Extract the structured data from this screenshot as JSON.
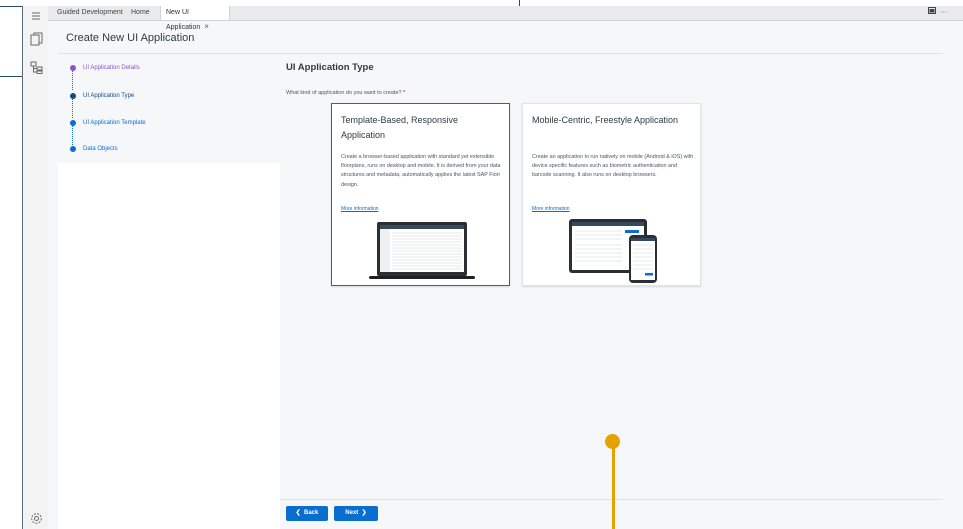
{
  "tabs": [
    {
      "label": "Guided Development"
    },
    {
      "label": "Home"
    },
    {
      "label": "New UI Application",
      "close": "×"
    }
  ],
  "page": {
    "title": "Create New UI Application"
  },
  "steps": [
    {
      "label": "UI Application Details",
      "color": "#8e52c9"
    },
    {
      "label": "UI Application Type",
      "color": "#0a4d8c"
    },
    {
      "label": "UI Application Template",
      "color": "#0a6ed1"
    },
    {
      "label": "Data Objects",
      "color": "#0a6ed1"
    }
  ],
  "content": {
    "section_title": "UI Application Type",
    "question": "What kind of application do you want to create?",
    "required_mark": "*"
  },
  "cards": [
    {
      "title": "Template-Based, Responsive Application",
      "description": "Create a browser-based application with standard yet extensible floorplans, runs on desktop and mobile. It is derived from your data structures and metadata, automatically applies the latest SAP Fiori design.",
      "link": "More information",
      "selected": true
    },
    {
      "title": "Mobile-Centric, Freestyle Application",
      "description": "Create an application to run natively on mobile (Android & iOS) with device specific features such as biometric authentication and barcode scanning. It also runs on desktop browsers.",
      "link": "More information",
      "selected": false
    }
  ],
  "footer": {
    "back_label": "Back",
    "next_label": "Next"
  },
  "icons": {
    "menu": "hamburger-icon",
    "explorer": "files-icon",
    "structure": "tree-icon",
    "settings": "gear-icon",
    "layout": "layout-icon",
    "more": "ellipsis-icon"
  },
  "colors": {
    "accent": "#0a6ed1",
    "marker": "#e8a200"
  }
}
§
_Task_
Copy each line above that contains the word "from".

_The response_
Extract the structured data from this screenshot as JSON.
      "description": "Create a browser-based application with standard yet extensible floorplans, runs on desktop and mobile. It is derived from your data structures and metadata, automatically applies the latest SAP Fiori design.",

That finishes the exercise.